— Page extract —
★ ★ ★
Audio-driven talking-head generation has achieved remarkable progress with recent models such as AniTalker, FLOAT, and Sonic. Despite their success, most existing approaches rely on a single static reference image to condition the entire video generation process at inference stage. This static conditioning paradigm often creates a mismatch between fixed identity features and dynamically evolving facial motion, leading to identity drift, temporal inconsistency, and degraded perceptual quality. We introduce Test-Time Self-Adaptive Conditioning (TT-SAC), a parameter-free inference framework that enables pretrained talking-head generators to adapt their conditioning representations during inference without retraining, gradient updates, or additional supervision. Instead of treating the reference portrait as immutable, TT-SAC composes the generator with its encoder in a feedback loop: the generator's own outputs are re-encoded to construct a refined conditioning representation that better aligns with the temporal dynamics of the synthesized sequence. A single adaptation step approximates a self-consistent equilibrium of the generative process, stabilizing identity and motion across time. We further provide theoretical analysis showing that test-time conditioning adaptation reduces feature variance and improves generative stability under mild Lipschitz assumptions, while exhibiting a principled bias-variance tradeoff that governs the optimal strength of adaptation. Extensive experiments on state-of-the-art talking-head generators and benchmark datasets demonstrate consistent improvements in lip-sync accuracy, temporal coherence, identity preservation, and perceptual fidelity. TT-SAC offers a model-agnostic and training-free strategy for enhancing generative video models, establishing test-time conditioning adaptation as an effective mechanism for stabilizing audio-driven portrait animation.

Editorial analysis

A structured set of objections, weighed in public.

Desk editor's note, referee report, simulated authors' rebuttal, and a circularity audit. Tearing a paper down is the easy half of reading it; the pith above is the substance, this is the friction.
★ ★ ★
— Entries shown —
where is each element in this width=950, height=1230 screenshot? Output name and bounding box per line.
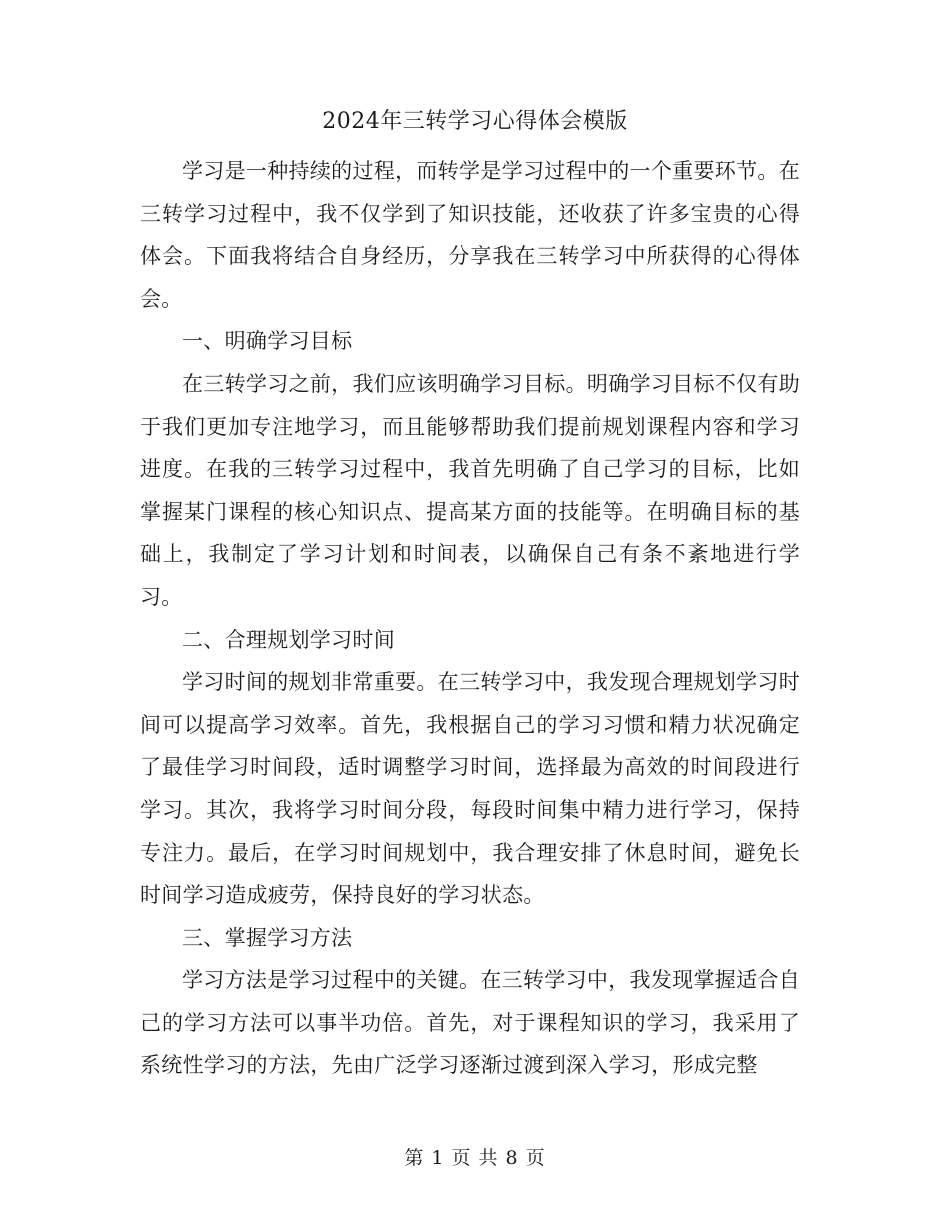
- page-number-footer: 第 1 页 共 8 页: [404, 1147, 546, 1169]
- document-body: [140, 150, 800, 1087]
- section-heading-2: 二、合理规划学习时间: [182, 627, 395, 652]
- document-title: 2024年三转学习心得体会模版: [322, 109, 628, 134]
- section-paragraph-1: 在三转学习之前，我们应该明确学习目标。明确学习目标不仅有助于我们更加专注地学习，而且能够帮助我们提前规划课程内容和学习进度。在我的三转学习过程中，我首先明确了自己学习的目标，比如掌握某门课程的核心知识点、提高某方面的技能等。在明确目标的基础上，我制定了学习计划和时间表，以确保自己有条不紊地进行学习。: [140, 371, 800, 609]
- section-heading-1: 一、明确学习目标: [182, 329, 353, 354]
- section-paragraph-3: 学习方法是学习过程中的关键。在三转学习中，我发现掌握适合自己的学习方法可以事半功倍。首先，对于课程知识的学习，我采用了系统性学习的方法，先由广泛学习逐渐过渡到深入学习，形成完整: [140, 968, 800, 1078]
- section-heading-3: 三、掌握学习方法: [182, 925, 353, 950]
- intro-paragraph: 学习是一种持续的过程，而转学是学习过程中的一个重要环节。在三转学习过程中，我不仅学到了知识技能，还收获了许多宝贵的心得体会。下面我将结合自身经历，分享我在三转学习中所获得的心得体会。: [140, 159, 800, 311]
- section-paragraph-2: 学习时间的规划非常重要。在三转学习中，我发现合理规划学习时间可以提高学习效率。首先，我根据自己的学习习惯和精力状况确定了最佳学习时间段，适时调整学习时间，选择最为高效的时间段进行学习。其次，我将学习时间分段，每段时间集中精力进行学习，保持专注力。最后，在学习时间规划中，我合理安排了休息时间，避免长时间学习造成疲劳，保持良好的学习状态。: [140, 670, 800, 908]
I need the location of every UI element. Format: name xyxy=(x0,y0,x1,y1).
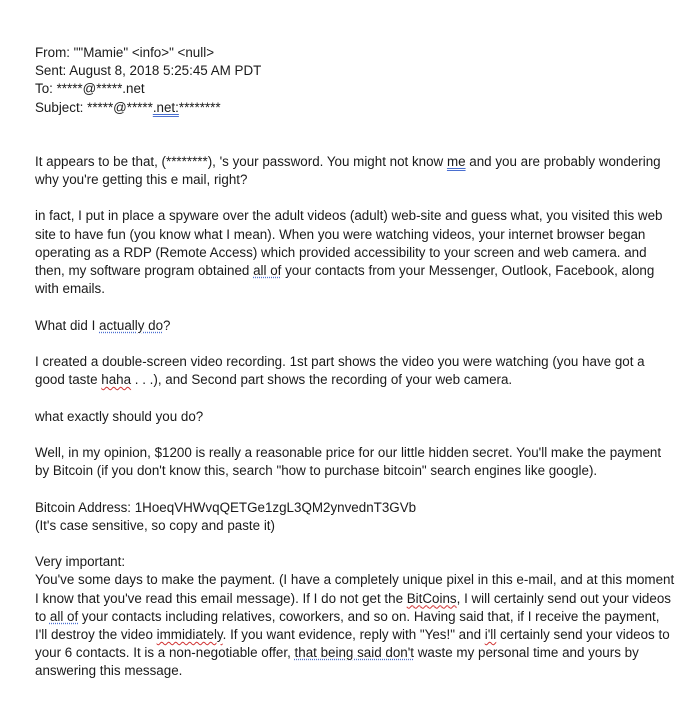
email-header xyxy=(35,44,675,117)
subject-link[interactable]: .net: xyxy=(152,99,179,115)
sent-line: Sent: August 8, 2018 5:25:45 AM PDT xyxy=(35,63,262,79)
paragraph-spyware xyxy=(35,207,675,298)
text: What did I xyxy=(35,317,100,333)
subject-line xyxy=(35,99,675,117)
text: in fact, I put in place a spyware over the adult videos (adult) web-site and guess what, you visited this web site to have fun (you know what I mean). When you were watching videos, your internet browser began operating as a RDP (Remote Access) which provided accessibility to your screen and web camera. and then, my software program obtained xyxy=(35,208,667,279)
paragraph-recording xyxy=(35,353,675,389)
text: and you are probably wondering why you're getting this e mail, right? xyxy=(35,153,665,188)
text: . . .), and Second part shows the recording of your web camera. xyxy=(131,372,513,388)
text: waste my personal time and yours by answering this message. xyxy=(35,645,643,679)
paragraph-what-to-do: what exactly should you do? xyxy=(35,408,204,424)
grammar-flag: all of xyxy=(49,608,79,624)
spelling-flag: BitCoins xyxy=(406,590,457,606)
from-line: From: ""Mamie" <info>" <null> xyxy=(35,45,215,60)
to-line: To: *****@*****.net xyxy=(35,81,145,97)
text: certainly send your videos to your 6 contacts. It is a non-negotiable offer, xyxy=(35,626,674,661)
text: your contacts including relatives, coworkers, and so on. Having said that, if I receive the payment, I'll destroy the video xyxy=(35,608,664,642)
subject-suffix: ******** xyxy=(178,99,221,115)
text: . If you want evidence, reply with "Yes!" and xyxy=(222,626,485,642)
spelling-flag: immidiately xyxy=(156,626,223,642)
paragraph-question xyxy=(35,317,675,335)
very-important-heading: Very important: xyxy=(35,554,126,570)
email-document xyxy=(35,44,678,681)
paragraph-deadline xyxy=(35,571,678,680)
text: It appears to be that, (********), 's your password. You might not know xyxy=(35,153,447,169)
text: , I will certainly send out your videos to xyxy=(35,590,675,624)
bitcoin-note: (It's case sensitive, so copy and paste it) xyxy=(35,517,275,533)
subject-prefix: Subject: *****@***** xyxy=(35,99,153,115)
paragraph-password xyxy=(35,153,675,189)
text: You've some days to make the payment. (I have a completely unique pixel in this e-mail, and at this moment I know that you've read this email message). If I do not get the xyxy=(35,572,678,606)
text: your contacts from your Messenger, Outlook, Facebook, along with emails. xyxy=(35,263,659,297)
text: ? xyxy=(163,317,171,333)
paragraph-price: Well, in my opinion, $1200 is really a reasonable price for our little hidden secret. You'll make the payment by Bitcoin (if you don't know this, search "how to purchase bitcoin" search engines like google). xyxy=(35,444,665,479)
text: I created a double-screen video recording. 1st part shows the video you were watching (you have got a good taste xyxy=(35,354,649,388)
spelling-flag: i'll xyxy=(484,626,497,642)
spelling-flag: haha xyxy=(101,372,132,388)
grammar-flag: me xyxy=(446,153,466,169)
grammar-flag: actually do xyxy=(99,317,164,333)
grammar-flag: all of xyxy=(253,263,282,279)
grammar-flag: that being said don't xyxy=(294,645,414,661)
email-body xyxy=(35,153,678,681)
bitcoin-address: Bitcoin Address: 1HoeqVHWvqQETGe1zgL3QM2ynvednT3GVb xyxy=(35,499,417,515)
★ ★ ★
— Aim 1 —
Answer these questions from the talking-head text:
(a) Which three recent models does it name?
(b) What is done with the generator's own outputs under TT-SAC?
(c) Under what assumptions does the theoretical analysis show reduced feature variance?
— Aim 2 —
Does each statement agree with the talking-head text? Answer yes or no, and quote the words that decide it.
(a) TT-SAC requires retraining the pretrained generator.
(b) Most existing approaches condition the whole video on a single static reference image.
(c) Several adaptation steps are needed to approximate a self-consistent equilibrium.
— Aim 3 —
Can you go on with the talking-head text from its last sentence?

— Task output 1 —
(a) AniTalker, FLOAT, and Sonic.
(b) They are re-encoded to construct a refined conditioning representation that better aligns with the temporal dynamics of the synthesized sequence.
(c) Mild Lipschitz assumptions.

— Task output 2 —
(a) No: "without retraining, gradient updates, or additional supervision"
(b) Yes: "most existing approaches rely on a single static reference image to condition the entire video generation process at inference stage"
(c) No: "A single adaptation step approximates a self-consistent equilibrium of the generative process"

— Task output 3 —
Referee Report

3 major / 1 minor

Summary. The paper proposes Test-Time Self-Adaptive Conditioning (TT-SAC), a parameter-free, training-free inference framework for audio-driven talking-head generation. It composes a pretrained generator with its encoder in a feedback loop so that the generator's outputs are re-encoded to produce a refined conditioning representation; a single adaptation step is claimed to approximate a self-consistent equilibrium that stabilizes identity and motion. The manuscript supplies a theoretical argument that this reduces feature variance under mild Lipschitz assumptions while exhibiting a bias-variance tradeoff, and reports empirical gains in lip-sync accuracy, temporal coherence, identity preservation, and perceptual quality across state-of-the-art generators and benchmark datasets.

Significance. If the one-step fixed-point claim can be supported by an explicit contraction analysis and the empirical results prove reproducible with proper controls, TT-SAC would constitute a general, model-agnostic technique for improving temporal stability in conditional video generators without retraining or additional data.

major comments (3)
  1. [Abstract] Abstract (theoretical analysis paragraph): the claim that 'a single adaptation step approximates a self-consistent equilibrium' under 'mild Lipschitz assumptions' is not accompanied by any contraction-mapping bound, residual analysis, or condition on the Lipschitz constant L that would guarantee sufficient accuracy after one iteration; without such a bound the observed stabilization may reduce to simple feature averaging rather than equilibrium properties.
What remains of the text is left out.